┌─ GIVEN TEXT

Getting Started
===============

Installation
------------

Install ChoiceDesign from PyPI using pip::

    pip install choicedesign

Or, to install from source with Poetry::

    git clone https://github.com/ighdez/choicedesign.git
    cd choicedesign
    poetry install

Basic workflow
--------------

A ChoiceDesign session has six steps.

**1. Define attributes**

:class:`~choicedesign.expressions.Attribute` objects represent the columns of the
design matrix.  Each attribute has a name and a list of discrete levels::

    from choicedesign.expressions import Attribute, Parameter, ASC

    alt1_cost = Attribute('alt1_cost', [100, 200, 300])
    alt2_cost = Attribute('alt2_cost', [100, 200, 300])
    alt1_time = Attribute('alt1_time', [10, 20, 30])
    alt2_time = Attribute('alt2_time', [10, 20, 30])

**2. Define parameters**

:class:`~choicedesign.expressions.Parameter` objects carry a prior value used
to evaluate the D-error.  For models with alternative-specific constants use
:class:`~choicedesign.expressions.ASC` — these are automatically excluded from
the D-error computation::

    beta_cost = Parameter('beta_cost', -0.01)
    beta_time = Parameter('beta_time', -0.05)
    asc_1     = ASC('asc_1', 0.5)

**3. Write utility functions**

Utility functions are built by composing expressions with ordinary Python
arithmetic.  The result is passed to :meth:`~choicedesign.design.EffDesign.optimise`
as a dictionary keyed by alternative index::

    V1 = asc_1 + beta_cost * alt1_cost + beta_time * alt1_time
    V2 =         beta_cost * alt2_cost + beta_time * alt2_time

**4. Create the design object and generate an initial design**

:class:`~choicedesign.design.EffDesign` holds the design configuration.
:meth:`~choicedesign.design.EffDesign.gen_initdesign` generates a random
balanced starting point.  Optionally pass conditions that every row must
satisfy (see :doc:`concepts` for the condition syntax)::

    from choicedesign.design import EffDesign

    design = EffDesign(X=[alt1_cost, alt2_cost, alt1_time, alt2_time], ncs=18)
    init   = design.gen_initdesign(
        cond=['alt1_cost > alt2_cost'],
        seed=42,
    )

**5. Optimise**

At least one stopping criterion is required.  The algorithm keeps the best
design seen so far and prints live progress when ``verbose=True``::

    result = design.optimise(
        init,
        V={1: V1, 2: V2},
        time_lim=2,       # stop after 2 minutes
        verbose=True,
    )

└─
┌─ EXTRACTED RECORDS

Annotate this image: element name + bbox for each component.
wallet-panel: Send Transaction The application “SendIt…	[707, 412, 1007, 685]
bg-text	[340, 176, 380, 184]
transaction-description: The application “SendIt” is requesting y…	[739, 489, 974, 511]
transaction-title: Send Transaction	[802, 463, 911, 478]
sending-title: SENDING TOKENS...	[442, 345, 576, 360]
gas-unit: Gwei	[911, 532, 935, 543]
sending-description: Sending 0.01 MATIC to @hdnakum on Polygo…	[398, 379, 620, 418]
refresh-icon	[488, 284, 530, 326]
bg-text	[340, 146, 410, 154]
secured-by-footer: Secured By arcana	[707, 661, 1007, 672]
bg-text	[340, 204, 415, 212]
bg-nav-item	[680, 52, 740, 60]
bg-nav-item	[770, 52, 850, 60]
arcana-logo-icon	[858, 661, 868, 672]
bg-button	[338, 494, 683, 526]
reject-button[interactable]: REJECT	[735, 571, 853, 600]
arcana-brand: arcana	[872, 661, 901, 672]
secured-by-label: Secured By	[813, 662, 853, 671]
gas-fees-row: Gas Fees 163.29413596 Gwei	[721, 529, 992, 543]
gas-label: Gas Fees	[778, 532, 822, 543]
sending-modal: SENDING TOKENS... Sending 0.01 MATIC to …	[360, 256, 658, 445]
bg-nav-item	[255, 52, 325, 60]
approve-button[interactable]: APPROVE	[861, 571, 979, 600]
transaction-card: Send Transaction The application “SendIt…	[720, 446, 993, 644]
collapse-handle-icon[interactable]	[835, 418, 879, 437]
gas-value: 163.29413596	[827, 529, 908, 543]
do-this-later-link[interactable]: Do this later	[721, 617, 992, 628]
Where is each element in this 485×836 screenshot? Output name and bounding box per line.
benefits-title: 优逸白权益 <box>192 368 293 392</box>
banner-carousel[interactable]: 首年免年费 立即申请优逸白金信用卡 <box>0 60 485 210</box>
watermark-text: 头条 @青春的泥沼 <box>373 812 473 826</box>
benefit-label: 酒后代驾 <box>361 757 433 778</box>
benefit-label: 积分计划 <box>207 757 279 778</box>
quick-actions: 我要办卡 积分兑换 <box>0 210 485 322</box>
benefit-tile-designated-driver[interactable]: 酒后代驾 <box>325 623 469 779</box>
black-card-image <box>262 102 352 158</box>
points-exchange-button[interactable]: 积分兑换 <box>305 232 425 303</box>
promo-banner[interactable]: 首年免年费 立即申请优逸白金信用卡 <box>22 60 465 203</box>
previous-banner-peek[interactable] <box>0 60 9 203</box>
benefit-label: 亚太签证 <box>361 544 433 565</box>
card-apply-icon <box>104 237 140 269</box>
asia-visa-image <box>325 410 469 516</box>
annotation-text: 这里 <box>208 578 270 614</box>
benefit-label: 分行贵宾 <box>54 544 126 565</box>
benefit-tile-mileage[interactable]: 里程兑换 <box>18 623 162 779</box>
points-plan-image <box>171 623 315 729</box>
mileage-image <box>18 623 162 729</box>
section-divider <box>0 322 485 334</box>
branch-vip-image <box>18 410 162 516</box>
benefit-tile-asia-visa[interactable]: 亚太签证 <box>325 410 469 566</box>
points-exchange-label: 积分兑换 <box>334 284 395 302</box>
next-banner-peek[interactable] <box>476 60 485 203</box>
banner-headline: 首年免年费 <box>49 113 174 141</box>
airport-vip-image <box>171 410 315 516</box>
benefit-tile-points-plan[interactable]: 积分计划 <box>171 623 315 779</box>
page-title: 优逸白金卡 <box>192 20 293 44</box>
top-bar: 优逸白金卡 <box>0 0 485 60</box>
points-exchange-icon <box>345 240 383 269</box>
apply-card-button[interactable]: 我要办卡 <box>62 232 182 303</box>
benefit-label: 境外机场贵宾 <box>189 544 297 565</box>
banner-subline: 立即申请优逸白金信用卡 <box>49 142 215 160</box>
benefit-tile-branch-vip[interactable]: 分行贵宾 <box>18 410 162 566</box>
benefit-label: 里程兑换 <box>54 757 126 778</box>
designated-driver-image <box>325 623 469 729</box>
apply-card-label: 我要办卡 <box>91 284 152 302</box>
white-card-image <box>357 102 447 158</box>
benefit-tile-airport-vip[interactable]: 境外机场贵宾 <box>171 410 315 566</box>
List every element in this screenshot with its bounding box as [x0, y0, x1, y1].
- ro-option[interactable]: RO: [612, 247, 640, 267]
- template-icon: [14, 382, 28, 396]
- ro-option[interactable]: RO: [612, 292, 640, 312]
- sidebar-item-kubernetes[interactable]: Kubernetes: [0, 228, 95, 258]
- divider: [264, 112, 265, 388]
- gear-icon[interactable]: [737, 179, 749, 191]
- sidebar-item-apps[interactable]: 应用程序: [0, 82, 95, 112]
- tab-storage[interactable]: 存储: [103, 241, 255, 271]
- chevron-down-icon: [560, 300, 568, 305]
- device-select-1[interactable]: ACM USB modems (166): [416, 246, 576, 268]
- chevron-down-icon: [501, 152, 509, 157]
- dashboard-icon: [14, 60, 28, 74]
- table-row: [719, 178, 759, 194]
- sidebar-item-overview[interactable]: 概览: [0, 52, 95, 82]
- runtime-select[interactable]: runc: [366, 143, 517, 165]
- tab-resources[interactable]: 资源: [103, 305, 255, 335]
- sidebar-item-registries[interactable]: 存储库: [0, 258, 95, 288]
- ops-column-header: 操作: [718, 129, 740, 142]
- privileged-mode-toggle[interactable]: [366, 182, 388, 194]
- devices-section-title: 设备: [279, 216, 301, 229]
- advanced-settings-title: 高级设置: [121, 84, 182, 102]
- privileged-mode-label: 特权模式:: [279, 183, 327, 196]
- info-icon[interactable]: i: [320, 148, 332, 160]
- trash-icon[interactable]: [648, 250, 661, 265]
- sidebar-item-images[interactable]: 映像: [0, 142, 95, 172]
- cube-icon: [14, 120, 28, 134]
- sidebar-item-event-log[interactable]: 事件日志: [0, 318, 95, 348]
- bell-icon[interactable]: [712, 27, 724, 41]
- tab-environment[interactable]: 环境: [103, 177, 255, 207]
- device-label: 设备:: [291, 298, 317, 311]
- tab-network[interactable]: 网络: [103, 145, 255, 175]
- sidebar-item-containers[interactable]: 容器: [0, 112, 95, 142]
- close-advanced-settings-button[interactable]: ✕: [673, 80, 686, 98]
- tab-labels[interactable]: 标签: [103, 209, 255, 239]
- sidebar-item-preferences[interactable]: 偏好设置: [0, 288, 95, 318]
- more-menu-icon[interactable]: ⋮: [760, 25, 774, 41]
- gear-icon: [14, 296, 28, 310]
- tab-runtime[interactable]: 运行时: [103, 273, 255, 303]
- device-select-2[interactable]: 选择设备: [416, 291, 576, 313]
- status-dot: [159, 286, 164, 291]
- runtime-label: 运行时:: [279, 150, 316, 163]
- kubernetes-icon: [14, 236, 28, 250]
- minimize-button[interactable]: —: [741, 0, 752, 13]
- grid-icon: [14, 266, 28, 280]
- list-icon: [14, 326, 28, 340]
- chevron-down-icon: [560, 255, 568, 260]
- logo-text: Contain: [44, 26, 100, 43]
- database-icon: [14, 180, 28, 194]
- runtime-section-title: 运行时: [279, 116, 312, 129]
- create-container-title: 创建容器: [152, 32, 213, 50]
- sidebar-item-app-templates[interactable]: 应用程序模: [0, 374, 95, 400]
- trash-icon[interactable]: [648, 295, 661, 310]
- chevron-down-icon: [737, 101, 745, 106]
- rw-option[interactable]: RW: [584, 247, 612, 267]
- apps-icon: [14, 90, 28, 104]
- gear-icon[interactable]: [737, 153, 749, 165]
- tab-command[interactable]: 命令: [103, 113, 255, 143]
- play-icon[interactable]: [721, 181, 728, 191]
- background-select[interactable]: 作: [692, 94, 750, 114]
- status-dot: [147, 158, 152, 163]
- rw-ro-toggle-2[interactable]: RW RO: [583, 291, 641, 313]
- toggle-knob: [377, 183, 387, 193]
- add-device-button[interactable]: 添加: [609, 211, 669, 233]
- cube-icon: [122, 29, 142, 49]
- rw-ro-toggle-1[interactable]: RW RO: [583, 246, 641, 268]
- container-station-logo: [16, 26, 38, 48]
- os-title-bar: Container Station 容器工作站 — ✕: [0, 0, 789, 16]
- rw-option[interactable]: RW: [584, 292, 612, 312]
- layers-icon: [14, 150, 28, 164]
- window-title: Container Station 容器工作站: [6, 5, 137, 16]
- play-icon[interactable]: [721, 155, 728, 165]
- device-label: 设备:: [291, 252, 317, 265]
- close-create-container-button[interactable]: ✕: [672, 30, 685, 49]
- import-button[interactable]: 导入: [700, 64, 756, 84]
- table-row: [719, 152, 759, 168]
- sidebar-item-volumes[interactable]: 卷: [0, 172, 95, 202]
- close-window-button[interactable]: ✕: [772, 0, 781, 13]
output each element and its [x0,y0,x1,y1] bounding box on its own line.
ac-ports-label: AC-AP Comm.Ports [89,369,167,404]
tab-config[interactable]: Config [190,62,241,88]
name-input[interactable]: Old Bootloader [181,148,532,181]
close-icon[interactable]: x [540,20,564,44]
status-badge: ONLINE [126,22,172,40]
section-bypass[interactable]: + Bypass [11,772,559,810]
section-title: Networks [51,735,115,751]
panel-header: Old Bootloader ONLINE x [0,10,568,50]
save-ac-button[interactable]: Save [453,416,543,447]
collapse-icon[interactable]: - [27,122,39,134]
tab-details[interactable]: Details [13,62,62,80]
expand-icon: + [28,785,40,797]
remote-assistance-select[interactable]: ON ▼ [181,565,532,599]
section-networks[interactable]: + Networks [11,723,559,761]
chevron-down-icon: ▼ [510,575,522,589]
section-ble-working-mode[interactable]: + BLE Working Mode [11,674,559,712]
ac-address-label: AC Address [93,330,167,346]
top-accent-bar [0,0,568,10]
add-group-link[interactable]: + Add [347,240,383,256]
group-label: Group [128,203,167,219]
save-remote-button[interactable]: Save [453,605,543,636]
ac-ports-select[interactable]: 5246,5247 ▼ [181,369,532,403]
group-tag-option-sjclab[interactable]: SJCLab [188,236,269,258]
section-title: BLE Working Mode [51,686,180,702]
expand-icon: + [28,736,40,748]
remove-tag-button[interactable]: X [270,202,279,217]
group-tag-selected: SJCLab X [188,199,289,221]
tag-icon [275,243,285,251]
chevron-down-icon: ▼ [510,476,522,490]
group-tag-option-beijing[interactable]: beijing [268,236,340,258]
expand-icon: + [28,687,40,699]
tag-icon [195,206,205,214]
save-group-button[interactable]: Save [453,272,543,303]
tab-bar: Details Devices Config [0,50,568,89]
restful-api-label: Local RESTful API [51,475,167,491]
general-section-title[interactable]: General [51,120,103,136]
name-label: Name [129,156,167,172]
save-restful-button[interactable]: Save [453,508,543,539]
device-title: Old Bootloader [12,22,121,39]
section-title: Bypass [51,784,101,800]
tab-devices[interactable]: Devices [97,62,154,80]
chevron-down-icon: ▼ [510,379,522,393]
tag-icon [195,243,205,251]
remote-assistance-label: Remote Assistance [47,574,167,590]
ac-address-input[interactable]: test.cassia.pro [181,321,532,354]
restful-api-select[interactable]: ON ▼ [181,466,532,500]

└─

TASK SET —
1 > According to the ChoiceDesign getting-started guide, what happens to ASC parameters when the D-error is computed?
2 > In the ChoiceDesign getting-started guide, shorten the paragraph that begins "Utility functions are built by composing" into a single concise sentence that keeps its main facts.
3 > Pick up the ChoiceDesign getting-started guide after its final line and keep writing it.

RESPONSES —
1 > They are automatically excluded from the D-error computation.

2 > Utility functions are composed from expressions with ordinary Python arithmetic and passed to EffDesign.optimise as a dictionary keyed by alternative index.

3 >
    optimal_design, init_derr, final_derr, n_iter, util_balance = result

The return values are:

.. list-table::
   :header-rows: 1
   :widths: 25 75

   * - Value
     - Description
   * - ``optimal_design``
     - :class:`pandas.DataFrame` with a ``CS`` column and one column per attribute.
   * - ``init_derr``
     - Criterion value of the initial (random) design.
   * - ``final_derr``
     - Criterion value of the optimised design.
   * - ``n_iter``
     - Total number of algorithm iterations.
   * - ``util_balance``
     - Utility balance ratio (100 % = equal expected shares across alternatives).

**6. Optional: blocking**

:meth:`~choicedesign.design.EffDesign.gen_blocks` partitions the choice
situations into blocks while minimising the correlation between the block
column and all attributes::

    blocked_design, corr_history = design.gen_blocks(optimal_design, n_blocks=3)

**7. Optional: export to Excel**

:meth:`~choicedesign.design.EffDesign.export_design` writes the design to an
Excel file in the format seen by survey respondents — one row per attribute,
one column per alternative, one choice situation block per sheet.

Pass an ``attr_names`` dictionary that maps each internal column name to the
display label that should appear in the table.  Columns sharing the same label
are placed in the same row (one cell per alternative).  If the design was
blocked with :meth:`~choicedesign.design.EffDesign.gen_blocks`, one sheet per
block is created automatically::

    attr_names = {
        'alt1_cost': 'Cost',       'alt2_cost': 'Cost',
        'alt1_time': 'Travel time','alt2_time': 'Travel time',
    }

    # Unblocked design — single sheet
    design.export_design(optimal_design, attr_names, 'my_design.xlsx')

    # Blocked design — one sheet per block
    blocked_design, _ = design.gen_blocks(optimal_design, n_blocks=3)
    design.export_design(blocked_design, attr_names, 'my_design_blocked.xlsx')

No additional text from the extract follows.